• _TASK REQUIREMENTS_
Extract the text of every entry below exactly; leave images out.
--- START OF EXCERPTED DATA ---
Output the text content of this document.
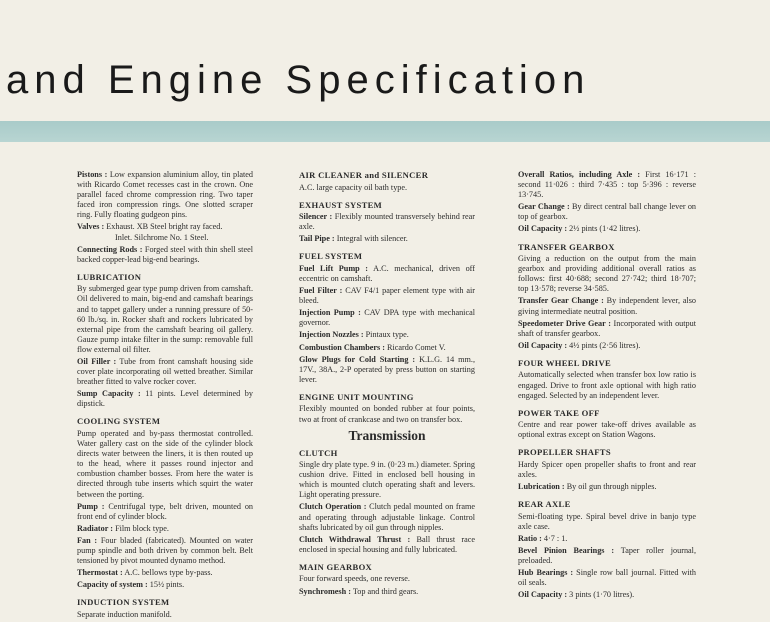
and Engine Specification

Pistons : Low expansion aluminium alloy, tin plated with Ricardo Comet recesses cast in the crown. One parallel faced chrome compression ring. Two taper faced iron compression rings. One slotted scraper ring. Fully floating gudgeon pins.

Valves : Exhaust. XB Steel bright ray faced.
Inlet. Silchrome No. 1 Steel.

Connecting Rods : Forged steel with thin shell steel backed copper-lead big-end bearings.

LUBRICATION

By submerged gear type pump driven from camshaft. Oil delivered to main, big-end and camshaft bearings and to tappet gallery under a running pressure of 50-60 lb./sq. in. Rocker shaft and rockers lubricated by external pipe from the camshaft bearing oil gallery. Gauze pump intake filter in the sump: removable full flow external oil filter.

Oil Filler : Tube from front camshaft housing side cover plate incorporating oil wetted breather. Similar breather fitted to valve rocker cover.

Sump Capacity : 11 pints. Level determined by dipstick.

COOLING SYSTEM

Pump operated and by-pass thermostat controlled. Water gallery cast on the side of the cylinder block directs water between the liners, it is then routed up to the head, where it passes round injector and combustion chamber bosses. From here the water is directed through tube inserts which squirt the water between the porting.

Pump : Centrifugal type, belt driven, mounted on front end of cylinder block.

Radiator : Film block type.

Fan : Four bladed (fabricated). Mounted on water pump spindle and both driven by common belt. Belt tensioned by pivot mounted dynamo method.

Thermostat : A.C. bellows type by-pass.

Capacity of system : 15½ pints.

INDUCTION SYSTEM

Separate induction manifold.

AIR CLEANER and SILENCER

A.C. large capacity oil bath type.

EXHAUST SYSTEM

Silencer : Flexibly mounted transversely behind rear axle.

Tail Pipe : Integral with silencer.

FUEL SYSTEM

Fuel Lift Pump : A.C. mechanical, driven off eccentric on camshaft.

Fuel Filter : CAV F4/1 paper element type with air bleed.

Injection Pump : CAV DPA type with mechanical governor.

Injection Nozzles : Pintaux type.

Combustion Chambers : Ricardo Comet V.

Glow Plugs for Cold Starting : K.L.G. 14 mm., 17V., 38A., 2-P operated by press button on starting lever.

ENGINE UNIT MOUNTING

Flexibly mounted on bonded rubber at four points, two at front of crankcase and two on transfer box.

Transmission
CLUTCH

Single dry plate type. 9 in. (0·23 m.) diameter. Spring cushion drive. Fitted in enclosed bell housing in which is mounted clutch operating shaft and levers. Light operating pressure.

Clutch Operation : Clutch pedal mounted on frame and operating through adjustable linkage. Control shafts lubricated by oil gun through nipples.

Clutch Withdrawal Thrust : Ball thrust race enclosed in special housing and fully lubricated.

MAIN GEARBOX

Four forward speeds, one reverse.

Synchromesh : Top and third gears.

Overall Ratios, including Axle : First 16·171 : second 11·026 : third 7·435 : top 5·396 : reverse 13·745.

Gear Change : By direct central ball change lever on top of gearbox.

Oil Capacity : 2½ pints (1·42 litres).

TRANSFER GEARBOX

Giving a reduction on the output from the main gearbox and providing additional overall ratios as follows: first 40·688; second 27·742; third 18·707; top 13·578; reverse 34·585.

Transfer Gear Change : By independent lever, also giving intermediate neutral position.

Speedometer Drive Gear : Incorporated with output shaft of transfer gearbox.

Oil Capacity : 4½ pints (2·56 litres).

FOUR WHEEL DRIVE

Automatically selected when transfer box low ratio is engaged. Drive to front axle optional with high ratio engaged. Selected by an independent lever.

POWER TAKE OFF

Centre and rear power take-off drives available as optional extras except on Station Wagons.

PROPELLER SHAFTS

Hardy Spicer open propeller shafts to front and rear axles.

Lubrication : By oil gun through nipples.

REAR AXLE

Semi-floating type. Spiral bevel drive in banjo type axle case.

Ratio : 4·7 : 1.

Bevel Pinion Bearings : Taper roller journal, preloaded.

Hub Bearings : Single row ball journal. Fitted with oil seals.

Oil Capacity : 3 pints (1·70 litres).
--- END OF EXCERPTED DATA ---
• _OUTPUT_
Output the text content of this document.
and Engine Specification

Pistons : Low expansion aluminium alloy, tin plated with Ricardo Comet recesses cast in the crown. One parallel faced chrome compression ring. Two taper faced iron compression rings. One slotted scraper ring. Fully floating gudgeon pins.

Valves : Exhaust. XB Steel bright ray faced.
Inlet. Silchrome No. 1 Steel.

Connecting Rods : Forged steel with thin shell steel backed copper-lead big-end bearings.

LUBRICATION

By submerged gear type pump driven from camshaft. Oil delivered to main, big-end and camshaft bearings and to tappet gallery under a running pressure of 50-60 lb./sq. in. Rocker shaft and rockers lubricated by external pipe from the camshaft bearing oil gallery. Gauze pump intake filter in the sump: removable full flow external oil filter.

Oil Filler : Tube from front camshaft housing side cover plate incorporating oil wetted breather. Similar breather fitted to valve rocker cover.

Sump Capacity : 11 pints. Level determined by dipstick.

COOLING SYSTEM

Pump operated and by-pass thermostat controlled. Water gallery cast on the side of the cylinder block directs water between the liners, it is then routed up to the head, where it passes round injector and combustion chamber bosses. From here the water is directed through tube inserts which squirt the water between the porting.

Pump : Centrifugal type, belt driven, mounted on front end of cylinder block.

Radiator : Film block type.

Fan : Four bladed (fabricated). Mounted on water pump spindle and both driven by common belt. Belt tensioned by pivot mounted dynamo method.

Thermostat : A.C. bellows type by-pass.

Capacity of system : 15½ pints.

INDUCTION SYSTEM

Separate induction manifold.

AIR CLEANER and SILENCER

A.C. large capacity oil bath type.

EXHAUST SYSTEM

Silencer : Flexibly mounted transversely behind rear axle.

Tail Pipe : Integral with silencer.

FUEL SYSTEM

Fuel Lift Pump : A.C. mechanical, driven off eccentric on camshaft.

Fuel Filter : CAV F4/1 paper element type with air bleed.

Injection Pump : CAV DPA type with mechanical governor.

Injection Nozzles : Pintaux type.

Combustion Chambers : Ricardo Comet V.

Glow Plugs for Cold Starting : K.L.G. 14 mm., 17V., 38A., 2-P operated by press button on starting lever.

ENGINE UNIT MOUNTING

Flexibly mounted on bonded rubber at four points, two at front of crankcase and two on transfer box.

Transmission
CLUTCH

Single dry plate type. 9 in. (0·23 m.) diameter. Spring cushion drive. Fitted in enclosed bell housing in which is mounted clutch operating shaft and levers. Light operating pressure.

Clutch Operation : Clutch pedal mounted on frame and operating through adjustable linkage. Control shafts lubricated by oil gun through nipples.

Clutch Withdrawal Thrust : Ball thrust race enclosed in special housing and fully lubricated.

MAIN GEARBOX

Four forward speeds, one reverse.

Synchromesh : Top and third gears.

Overall Ratios, including Axle : First 16·171 : second 11·026 : third 7·435 : top 5·396 : reverse 13·745.

Gear Change : By direct central ball change lever on top of gearbox.

Oil Capacity : 2½ pints (1·42 litres).

TRANSFER GEARBOX

Giving a reduction on the output from the main gearbox and providing additional overall ratios as follows: first 40·688; second 27·742; third 18·707; top 13·578; reverse 34·585.

Transfer Gear Change : By independent lever, also giving intermediate neutral position.

Speedometer Drive Gear : Incorporated with output shaft of transfer gearbox.

Oil Capacity : 4½ pints (2·56 litres).

FOUR WHEEL DRIVE

Automatically selected when transfer box low ratio is engaged. Drive to front axle optional with high ratio engaged. Selected by an independent lever.

POWER TAKE OFF

Centre and rear power take-off drives available as optional extras except on Station Wagons.

PROPELLER SHAFTS

Hardy Spicer open propeller shafts to front and rear axles.

Lubrication : By oil gun through nipples.

REAR AXLE

Semi-floating type. Spiral bevel drive in banjo type axle case.

Ratio : 4·7 : 1.

Bevel Pinion Bearings : Taper roller journal, preloaded.

Hub Bearings : Single row ball journal. Fitted with oil seals.

Oil Capacity : 3 pints (1·70 litres).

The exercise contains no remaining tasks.